■ Set exercise:
Quote every line below exactly and skip any picture.

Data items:

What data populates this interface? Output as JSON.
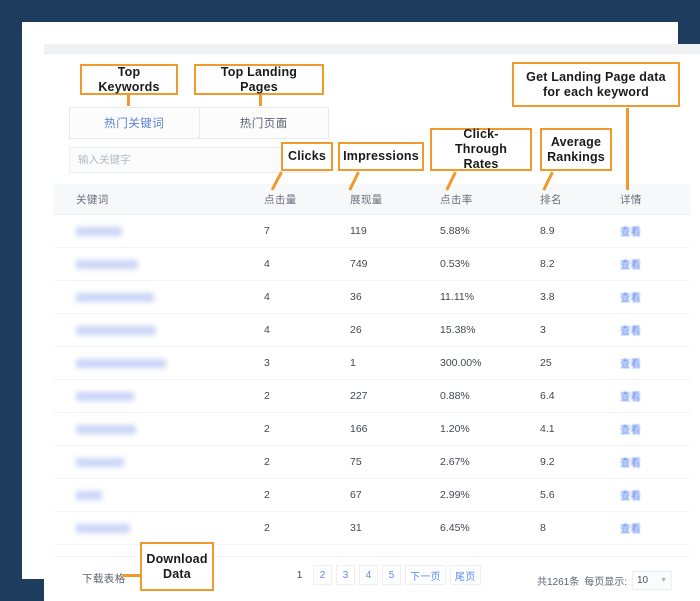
{
  "frame": {
    "border_color": "#1d3c5e"
  },
  "accent": {
    "annotation": "#f0992c",
    "link": "#4c7ced",
    "tab_active": "#5b7fd4"
  },
  "tabs": [
    {
      "label": "热门关键词",
      "active": true
    },
    {
      "label": "热门页面",
      "active": false
    }
  ],
  "search": {
    "placeholder": "输入关键字",
    "value": ""
  },
  "table": {
    "headers": [
      "关键词",
      "点击量",
      "展现量",
      "点击率",
      "排名",
      "详情"
    ],
    "detail_link_label": "查看",
    "rows": [
      {
        "keyword": "",
        "keyword_redacted_width": 46,
        "clicks": "7",
        "impressions": "119",
        "ctr": "5.88%",
        "rank": "8.9",
        "detail": "查看"
      },
      {
        "keyword": "",
        "keyword_redacted_width": 62,
        "clicks": "4",
        "impressions": "749",
        "ctr": "0.53%",
        "rank": "8.2",
        "detail": "查看"
      },
      {
        "keyword": "",
        "keyword_redacted_width": 78,
        "clicks": "4",
        "impressions": "36",
        "ctr": "11.11%",
        "rank": "3.8",
        "detail": "查看"
      },
      {
        "keyword": "",
        "keyword_redacted_width": 80,
        "clicks": "4",
        "impressions": "26",
        "ctr": "15.38%",
        "rank": "3",
        "detail": "查看"
      },
      {
        "keyword": "",
        "keyword_redacted_width": 90,
        "clicks": "3",
        "impressions": "1",
        "ctr": "300.00%",
        "rank": "25",
        "detail": "查看"
      },
      {
        "keyword": "",
        "keyword_redacted_width": 58,
        "clicks": "2",
        "impressions": "227",
        "ctr": "0.88%",
        "rank": "6.4",
        "detail": "查看"
      },
      {
        "keyword": "",
        "keyword_redacted_width": 60,
        "clicks": "2",
        "impressions": "166",
        "ctr": "1.20%",
        "rank": "4.1",
        "detail": "查看"
      },
      {
        "keyword": "",
        "keyword_redacted_width": 48,
        "clicks": "2",
        "impressions": "75",
        "ctr": "2.67%",
        "rank": "9.2",
        "detail": "查看"
      },
      {
        "keyword": "",
        "keyword_redacted_width": 26,
        "clicks": "2",
        "impressions": "67",
        "ctr": "2.99%",
        "rank": "5.6",
        "detail": "查看"
      },
      {
        "keyword": "",
        "keyword_redacted_width": 54,
        "clicks": "2",
        "impressions": "31",
        "ctr": "6.45%",
        "rank": "8",
        "detail": "查看"
      }
    ]
  },
  "footer": {
    "download_label": "下载表格",
    "pagination": [
      {
        "label": "1",
        "current": true
      },
      {
        "label": "2",
        "current": false
      },
      {
        "label": "3",
        "current": false
      },
      {
        "label": "4",
        "current": false
      },
      {
        "label": "5",
        "current": false
      },
      {
        "label": "下一页",
        "current": false
      },
      {
        "label": "尾页",
        "current": false
      }
    ],
    "total_text": "共1261条",
    "page_size_label": "每页显示:",
    "page_size_value": "10"
  },
  "annotations": [
    {
      "id": "top-keywords",
      "text": "Top Keywords"
    },
    {
      "id": "top-landing-pages",
      "text": "Top Landing Pages"
    },
    {
      "id": "clicks",
      "text": "Clicks"
    },
    {
      "id": "impressions",
      "text": "Impressions"
    },
    {
      "id": "click-through-rates",
      "text": "Click-Through Rates"
    },
    {
      "id": "average-rankings",
      "text": "Average Rankings"
    },
    {
      "id": "landing-page-data",
      "text": "Get Landing Page data for each keyword"
    },
    {
      "id": "download-data",
      "text": "Download Data"
    }
  ]
}
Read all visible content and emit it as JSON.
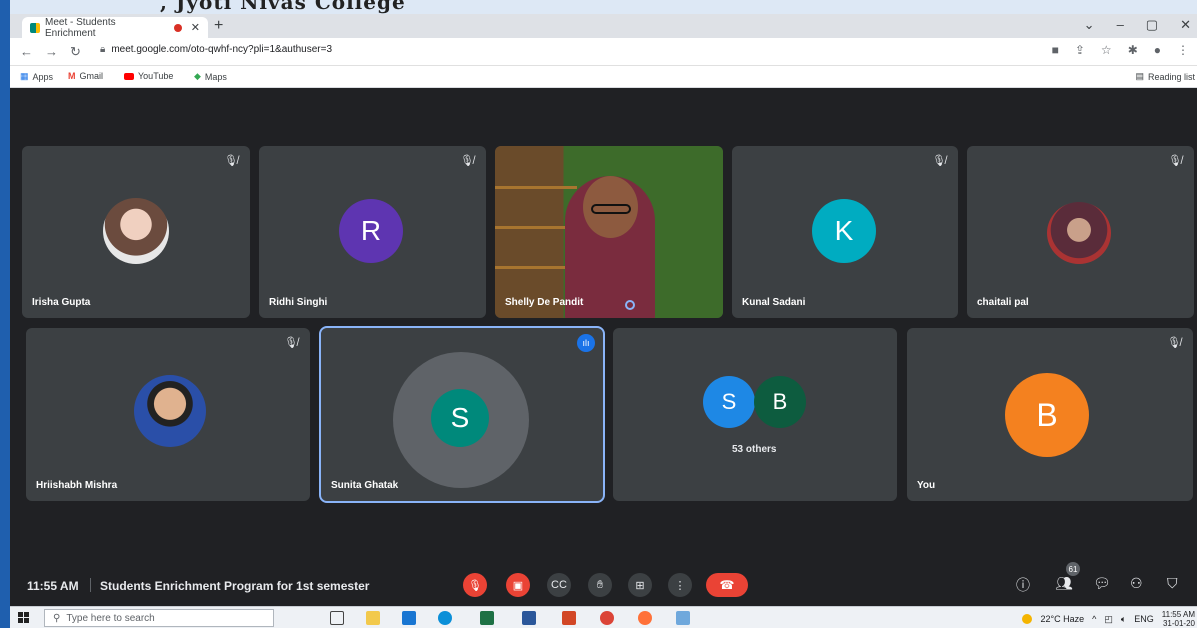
{
  "header_band": {
    "text": ", Jyoti Nivas College"
  },
  "browser": {
    "tab_title": "Meet - Students Enrichment",
    "url": "meet.google.com/oto-qwhf-ncy?pli=1&authuser=3",
    "bookmarks": [
      "Apps",
      "Gmail",
      "YouTube",
      "Maps"
    ],
    "reading_list": "Reading list"
  },
  "participants": [
    {
      "name": "Irisha Gupta",
      "kind": "photo",
      "muted": true
    },
    {
      "name": "Ridhi Singhi",
      "kind": "initial",
      "initial": "R",
      "color": "#5e35b1",
      "muted": true
    },
    {
      "name": "Shelly De Pandit",
      "kind": "video",
      "muted": false
    },
    {
      "name": "Kunal Sadani",
      "kind": "initial",
      "initial": "K",
      "color": "#00acc1",
      "muted": true
    },
    {
      "name": "chaitali pal",
      "kind": "photo",
      "muted": true
    },
    {
      "name": "Hriishabh Mishra",
      "kind": "photo",
      "muted": true
    },
    {
      "name": "Sunita Ghatak",
      "kind": "initial",
      "initial": "S",
      "color": "#00897b",
      "speaking": true
    },
    {
      "name": "",
      "kind": "group",
      "initials": [
        "S",
        "B"
      ],
      "label": "53 others"
    },
    {
      "name": "You",
      "kind": "initial",
      "initial": "B",
      "color": "#f4811f",
      "muted": true
    }
  ],
  "bottom_bar": {
    "time": "11:55 AM",
    "meeting_name": "Students Enrichment Program for 1st semester",
    "participant_count": "61"
  },
  "taskbar": {
    "search_placeholder": "Type here to search",
    "weather": "22°C Haze",
    "language": "ENG",
    "time": "11:55 AM",
    "date": "31-01-20"
  },
  "colors": {
    "accent": "#1a73e8",
    "danger": "#ea4335",
    "meet_bg": "#202124",
    "tile": "#3c4043"
  }
}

■ Solution to this task:
What data populates this interface? Output as JSON.
{
  "frame": {
    "border_color": "#1d3c5e"
  },
  "accent": {
    "annotation": "#f0992c",
    "link": "#4c7ced",
    "tab_active": "#5b7fd4"
  },
  "tabs": [
    {
      "label": "热门关键词",
      "active": true
    },
    {
      "label": "热门页面",
      "active": false
    }
  ],
  "search": {
    "placeholder": "输入关键字",
    "value": ""
  },
  "table": {
    "headers": [
      "关键词",
      "点击量",
      "展现量",
      "点击率",
      "排名",
      "详情"
    ],
    "detail_link_label": "查看",
    "rows": [
      {
        "keyword": "",
        "keyword_redacted_width": 46,
        "clicks": "7",
        "impressions": "119",
        "ctr": "5.88%",
        "rank": "8.9",
        "detail": "查看"
      },
      {
        "keyword": "",
        "keyword_redacted_width": 62,
        "clicks": "4",
        "impressions": "749",
        "ctr": "0.53%",
        "rank": "8.2",
        "detail": "查看"
      },
      {
        "keyword": "",
        "keyword_redacted_width": 78,
        "clicks": "4",
        "impressions": "36",
        "ctr": "11.11%",
        "rank": "3.8",
        "detail": "查看"
      },
      {
        "keyword": "",
        "keyword_redacted_width": 80,
        "clicks": "4",
        "impressions": "26",
        "ctr": "15.38%",
        "rank": "3",
        "detail": "查看"
      },
      {
        "keyword": "",
        "keyword_redacted_width": 90,
        "clicks": "3",
        "impressions": "1",
        "ctr": "300.00%",
        "rank": "25",
        "detail": "查看"
      },
      {
        "keyword": "",
        "keyword_redacted_width": 58,
        "clicks": "2",
        "impressions": "227",
        "ctr": "0.88%",
        "rank": "6.4",
        "detail": "查看"
      },
      {
        "keyword": "",
        "keyword_redacted_width": 60,
        "clicks": "2",
        "impressions": "166",
        "ctr": "1.20%",
        "rank": "4.1",
        "detail": "查看"
      },
      {
        "keyword": "",
        "keyword_redacted_width": 48,
        "clicks": "2",
        "impressions": "75",
        "ctr": "2.67%",
        "rank": "9.2",
        "detail": "查看"
      },
      {
        "keyword": "",
        "keyword_redacted_width": 26,
        "clicks": "2",
        "impressions": "67",
        "ctr": "2.99%",
        "rank": "5.6",
        "detail": "查看"
      },
      {
        "keyword": "",
        "keyword_redacted_width": 54,
        "clicks": "2",
        "impressions": "31",
        "ctr": "6.45%",
        "rank": "8",
        "detail": "查看"
      }
    ]
  },
  "footer": {
    "download_label": "下载表格",
    "pagination": [
      {
        "label": "1",
        "current": true
      },
      {
        "label": "2",
        "current": false
      },
      {
        "label": "3",
        "current": false
      },
      {
        "label": "4",
        "current": false
      },
      {
        "label": "5",
        "current": false
      },
      {
        "label": "下一页",
        "current": false
      },
      {
        "label": "尾页",
        "current": false
      }
    ],
    "total_text": "共1261条",
    "page_size_label": "每页显示:",
    "page_size_value": "10"
  },
  "annotations": [
    {
      "id": "top-keywords",
      "text": "Top Keywords"
    },
    {
      "id": "top-landing-pages",
      "text": "Top Landing Pages"
    },
    {
      "id": "clicks",
      "text": "Clicks"
    },
    {
      "id": "impressions",
      "text": "Impressions"
    },
    {
      "id": "click-through-rates",
      "text": "Click-Through Rates"
    },
    {
      "id": "average-rankings",
      "text": "Average Rankings"
    },
    {
      "id": "landing-page-data",
      "text": "Get Landing Page data for each keyword"
    },
    {
      "id": "download-data",
      "text": "Download Data"
    }
  ]
}
Read all visible content and emit it as JSON.
{
  "header_band": {
    "text": ", Jyoti Nivas College"
  },
  "browser": {
    "tab_title": "Meet - Students Enrichment",
    "url": "meet.google.com/oto-qwhf-ncy?pli=1&authuser=3",
    "bookmarks": [
      "Apps",
      "Gmail",
      "YouTube",
      "Maps"
    ],
    "reading_list": "Reading list"
  },
  "participants": [
    {
      "name": "Irisha Gupta",
      "kind": "photo",
      "muted": true
    },
    {
      "name": "Ridhi Singhi",
      "kind": "initial",
      "initial": "R",
      "color": "#5e35b1",
      "muted": true
    },
    {
      "name": "Shelly De Pandit",
      "kind": "video",
      "muted": false
    },
    {
      "name": "Kunal Sadani",
      "kind": "initial",
      "initial": "K",
      "color": "#00acc1",
      "muted": true
    },
    {
      "name": "chaitali pal",
      "kind": "photo",
      "muted": true
    },
    {
      "name": "Hriishabh Mishra",
      "kind": "photo",
      "muted": true
    },
    {
      "name": "Sunita Ghatak",
      "kind": "initial",
      "initial": "S",
      "color": "#00897b",
      "speaking": true
    },
    {
      "name": "",
      "kind": "group",
      "initials": [
        "S",
        "B"
      ],
      "label": "53 others"
    },
    {
      "name": "You",
      "kind": "initial",
      "initial": "B",
      "color": "#f4811f",
      "muted": true
    }
  ],
  "bottom_bar": {
    "time": "11:55 AM",
    "meeting_name": "Students Enrichment Program for 1st semester",
    "participant_count": "61"
  },
  "taskbar": {
    "search_placeholder": "Type here to search",
    "weather": "22°C Haze",
    "language": "ENG",
    "time": "11:55 AM",
    "date": "31-01-20"
  },
  "colors": {
    "accent": "#1a73e8",
    "danger": "#ea4335",
    "meet_bg": "#202124",
    "tile": "#3c4043"
  }
}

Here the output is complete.